> _TASK TO CARRY OUT_: Every line from the one containing "Convert this document image to plain text." to the end of the records below, written out word for word, is the whole answer.
.....
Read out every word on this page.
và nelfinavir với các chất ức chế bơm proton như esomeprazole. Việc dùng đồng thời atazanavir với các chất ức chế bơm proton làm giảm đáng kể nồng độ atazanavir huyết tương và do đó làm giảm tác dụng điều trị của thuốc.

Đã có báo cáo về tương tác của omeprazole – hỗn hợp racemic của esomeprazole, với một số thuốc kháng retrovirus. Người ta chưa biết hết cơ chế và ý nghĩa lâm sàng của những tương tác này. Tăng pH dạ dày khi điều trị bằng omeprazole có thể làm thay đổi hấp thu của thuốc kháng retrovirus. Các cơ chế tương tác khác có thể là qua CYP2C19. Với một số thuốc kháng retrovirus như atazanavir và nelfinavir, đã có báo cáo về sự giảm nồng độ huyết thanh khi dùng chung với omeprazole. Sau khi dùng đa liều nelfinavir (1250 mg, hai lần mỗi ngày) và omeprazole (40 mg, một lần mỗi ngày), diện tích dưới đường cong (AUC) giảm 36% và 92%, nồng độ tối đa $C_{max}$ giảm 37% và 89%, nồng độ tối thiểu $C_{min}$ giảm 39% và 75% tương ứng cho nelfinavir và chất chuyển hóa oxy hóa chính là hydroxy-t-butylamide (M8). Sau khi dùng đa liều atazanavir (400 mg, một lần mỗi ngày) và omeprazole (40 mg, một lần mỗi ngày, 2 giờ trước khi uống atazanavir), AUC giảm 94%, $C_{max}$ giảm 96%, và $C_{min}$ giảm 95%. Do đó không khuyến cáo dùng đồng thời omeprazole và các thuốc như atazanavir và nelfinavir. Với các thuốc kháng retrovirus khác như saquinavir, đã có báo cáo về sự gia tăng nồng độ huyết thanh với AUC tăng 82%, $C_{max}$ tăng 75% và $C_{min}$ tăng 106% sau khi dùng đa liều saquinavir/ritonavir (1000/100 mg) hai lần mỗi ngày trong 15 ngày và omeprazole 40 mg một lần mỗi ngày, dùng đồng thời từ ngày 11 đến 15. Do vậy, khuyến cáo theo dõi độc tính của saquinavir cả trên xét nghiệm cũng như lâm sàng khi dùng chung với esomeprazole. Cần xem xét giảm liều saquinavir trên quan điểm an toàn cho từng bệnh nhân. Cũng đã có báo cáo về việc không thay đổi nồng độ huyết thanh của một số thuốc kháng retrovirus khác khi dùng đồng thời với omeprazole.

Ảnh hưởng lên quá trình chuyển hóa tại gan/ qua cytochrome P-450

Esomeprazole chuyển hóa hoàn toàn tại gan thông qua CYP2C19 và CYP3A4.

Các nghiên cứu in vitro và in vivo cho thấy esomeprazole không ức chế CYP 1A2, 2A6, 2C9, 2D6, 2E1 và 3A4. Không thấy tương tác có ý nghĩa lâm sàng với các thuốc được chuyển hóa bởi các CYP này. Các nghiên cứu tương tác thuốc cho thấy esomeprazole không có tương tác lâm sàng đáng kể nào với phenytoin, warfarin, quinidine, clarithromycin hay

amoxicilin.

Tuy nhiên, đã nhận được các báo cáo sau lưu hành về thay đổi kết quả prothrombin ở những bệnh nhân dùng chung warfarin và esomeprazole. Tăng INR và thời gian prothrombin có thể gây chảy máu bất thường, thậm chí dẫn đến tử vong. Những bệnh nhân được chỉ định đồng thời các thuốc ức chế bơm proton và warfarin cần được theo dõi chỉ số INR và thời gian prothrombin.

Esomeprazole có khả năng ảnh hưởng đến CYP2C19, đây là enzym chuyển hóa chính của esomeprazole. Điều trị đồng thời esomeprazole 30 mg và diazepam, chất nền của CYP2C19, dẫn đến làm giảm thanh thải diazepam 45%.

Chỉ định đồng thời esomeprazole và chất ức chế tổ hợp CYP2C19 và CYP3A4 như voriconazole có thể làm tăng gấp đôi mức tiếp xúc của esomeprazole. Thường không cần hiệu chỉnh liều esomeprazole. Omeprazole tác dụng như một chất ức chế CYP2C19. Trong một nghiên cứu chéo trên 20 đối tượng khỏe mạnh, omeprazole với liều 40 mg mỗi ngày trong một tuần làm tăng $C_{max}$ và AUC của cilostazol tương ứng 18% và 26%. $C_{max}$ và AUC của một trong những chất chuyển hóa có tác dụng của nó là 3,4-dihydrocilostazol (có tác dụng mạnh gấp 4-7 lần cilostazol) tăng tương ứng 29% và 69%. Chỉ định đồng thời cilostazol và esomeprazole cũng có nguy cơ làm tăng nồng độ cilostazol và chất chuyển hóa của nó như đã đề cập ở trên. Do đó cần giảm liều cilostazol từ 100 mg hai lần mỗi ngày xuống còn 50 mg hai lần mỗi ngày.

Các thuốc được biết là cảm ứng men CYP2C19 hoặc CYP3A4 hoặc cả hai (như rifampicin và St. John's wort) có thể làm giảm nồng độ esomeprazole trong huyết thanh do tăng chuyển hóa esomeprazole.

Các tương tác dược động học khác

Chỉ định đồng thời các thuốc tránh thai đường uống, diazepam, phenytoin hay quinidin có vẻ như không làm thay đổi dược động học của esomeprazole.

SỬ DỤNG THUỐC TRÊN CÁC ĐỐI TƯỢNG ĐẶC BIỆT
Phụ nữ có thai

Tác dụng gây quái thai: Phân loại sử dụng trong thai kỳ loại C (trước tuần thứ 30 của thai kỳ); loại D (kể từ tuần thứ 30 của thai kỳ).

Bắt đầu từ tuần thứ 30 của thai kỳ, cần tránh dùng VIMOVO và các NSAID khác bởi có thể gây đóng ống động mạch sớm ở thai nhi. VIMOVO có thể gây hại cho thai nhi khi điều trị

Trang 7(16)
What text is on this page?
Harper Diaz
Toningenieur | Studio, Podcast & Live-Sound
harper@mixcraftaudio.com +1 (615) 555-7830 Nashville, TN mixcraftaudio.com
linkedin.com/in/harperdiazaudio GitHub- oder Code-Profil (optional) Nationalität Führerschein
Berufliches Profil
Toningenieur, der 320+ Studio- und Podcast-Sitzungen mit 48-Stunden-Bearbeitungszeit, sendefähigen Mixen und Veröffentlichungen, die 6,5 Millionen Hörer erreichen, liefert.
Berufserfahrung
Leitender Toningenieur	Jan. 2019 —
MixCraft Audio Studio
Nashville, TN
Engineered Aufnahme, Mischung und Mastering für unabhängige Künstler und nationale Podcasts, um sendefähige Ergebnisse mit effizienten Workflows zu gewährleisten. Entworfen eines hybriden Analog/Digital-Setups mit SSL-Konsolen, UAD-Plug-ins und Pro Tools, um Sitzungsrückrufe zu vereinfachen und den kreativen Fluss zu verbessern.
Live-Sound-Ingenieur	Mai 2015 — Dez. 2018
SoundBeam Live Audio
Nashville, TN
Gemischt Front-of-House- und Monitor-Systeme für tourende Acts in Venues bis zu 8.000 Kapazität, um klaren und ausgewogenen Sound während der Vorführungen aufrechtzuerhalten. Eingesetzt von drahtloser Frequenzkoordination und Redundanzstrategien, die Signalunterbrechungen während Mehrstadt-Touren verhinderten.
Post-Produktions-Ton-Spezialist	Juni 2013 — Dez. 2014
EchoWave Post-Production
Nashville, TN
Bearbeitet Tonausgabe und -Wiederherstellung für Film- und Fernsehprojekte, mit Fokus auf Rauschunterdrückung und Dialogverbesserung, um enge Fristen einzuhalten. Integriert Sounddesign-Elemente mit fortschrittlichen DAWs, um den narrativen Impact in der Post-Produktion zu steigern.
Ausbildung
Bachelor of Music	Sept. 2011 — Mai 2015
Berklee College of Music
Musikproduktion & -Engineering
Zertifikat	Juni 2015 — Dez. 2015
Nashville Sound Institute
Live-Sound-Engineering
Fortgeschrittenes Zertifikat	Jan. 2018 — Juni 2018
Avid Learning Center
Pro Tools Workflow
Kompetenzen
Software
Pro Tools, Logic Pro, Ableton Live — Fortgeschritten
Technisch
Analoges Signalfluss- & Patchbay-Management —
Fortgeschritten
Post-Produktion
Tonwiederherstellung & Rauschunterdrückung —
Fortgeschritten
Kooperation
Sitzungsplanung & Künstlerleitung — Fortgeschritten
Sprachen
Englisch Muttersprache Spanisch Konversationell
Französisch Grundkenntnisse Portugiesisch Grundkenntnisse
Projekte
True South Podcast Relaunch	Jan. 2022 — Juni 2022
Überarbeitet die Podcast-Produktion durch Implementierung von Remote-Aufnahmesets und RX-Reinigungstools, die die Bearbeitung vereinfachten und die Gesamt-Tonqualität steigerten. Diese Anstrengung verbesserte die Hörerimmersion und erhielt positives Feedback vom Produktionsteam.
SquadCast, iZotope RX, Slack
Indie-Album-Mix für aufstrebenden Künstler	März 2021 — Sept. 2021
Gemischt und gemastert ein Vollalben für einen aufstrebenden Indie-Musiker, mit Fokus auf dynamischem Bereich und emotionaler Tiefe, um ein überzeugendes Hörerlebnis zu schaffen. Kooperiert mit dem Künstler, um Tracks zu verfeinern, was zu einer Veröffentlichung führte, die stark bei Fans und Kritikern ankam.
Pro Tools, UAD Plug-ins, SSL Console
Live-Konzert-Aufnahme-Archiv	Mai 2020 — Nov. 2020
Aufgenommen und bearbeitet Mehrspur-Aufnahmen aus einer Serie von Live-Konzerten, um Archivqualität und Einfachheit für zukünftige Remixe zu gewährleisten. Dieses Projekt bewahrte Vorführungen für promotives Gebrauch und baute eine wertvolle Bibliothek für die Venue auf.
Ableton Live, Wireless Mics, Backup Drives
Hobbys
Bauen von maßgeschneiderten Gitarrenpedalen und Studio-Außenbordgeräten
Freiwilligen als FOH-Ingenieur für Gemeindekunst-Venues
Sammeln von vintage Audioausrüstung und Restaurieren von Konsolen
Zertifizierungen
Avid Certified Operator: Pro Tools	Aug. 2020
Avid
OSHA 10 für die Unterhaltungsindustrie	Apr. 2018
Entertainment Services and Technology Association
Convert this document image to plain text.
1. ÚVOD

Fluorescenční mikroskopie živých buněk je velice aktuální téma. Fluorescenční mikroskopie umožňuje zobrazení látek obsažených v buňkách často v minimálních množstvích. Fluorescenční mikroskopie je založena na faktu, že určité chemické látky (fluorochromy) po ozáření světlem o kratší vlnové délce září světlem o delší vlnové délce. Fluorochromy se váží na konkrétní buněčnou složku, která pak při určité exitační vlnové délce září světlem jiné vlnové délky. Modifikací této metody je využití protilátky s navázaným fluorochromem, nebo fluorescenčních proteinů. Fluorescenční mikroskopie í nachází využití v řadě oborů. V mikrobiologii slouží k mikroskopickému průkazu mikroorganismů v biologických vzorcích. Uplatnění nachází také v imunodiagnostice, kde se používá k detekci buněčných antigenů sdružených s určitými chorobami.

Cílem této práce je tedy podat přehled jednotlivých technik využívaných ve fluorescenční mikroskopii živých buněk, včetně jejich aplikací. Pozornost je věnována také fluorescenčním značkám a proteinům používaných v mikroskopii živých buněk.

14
.....
> _ANSWER BOX_:
Convert this document image to plain text.
1. ÚVOD

Fluorescenční mikroskopie živých buněk je velice aktuální téma. Fluorescenční mikroskopie umožňuje zobrazení látek obsažených v buňkách často v minimálních množstvích. Fluorescenční mikroskopie je založena na faktu, že určité chemické látky (fluorochromy) po ozáření světlem o kratší vlnové délce září světlem o delší vlnové délce. Fluorochromy se váží na konkrétní buněčnou složku, která pak při určité exitační vlnové délce září světlem jiné vlnové délky. Modifikací této metody je využití protilátky s navázaným fluorochromem, nebo fluorescenčních proteinů. Fluorescenční mikroskopie í nachází využití v řadě oborů. V mikrobiologii slouží k mikroskopickému průkazu mikroorganismů v biologických vzorcích. Uplatnění nachází také v imunodiagnostice, kde se používá k detekci buněčných antigenů sdružených s určitými chorobami.

Cílem této práce je tedy podat přehled jednotlivých technik využívaných ve fluorescenční mikroskopii živých buněk, včetně jejich aplikací. Pozornost je věnována také fluorescenčním značkám a proteinům používaných v mikroskopii živých buněk.

14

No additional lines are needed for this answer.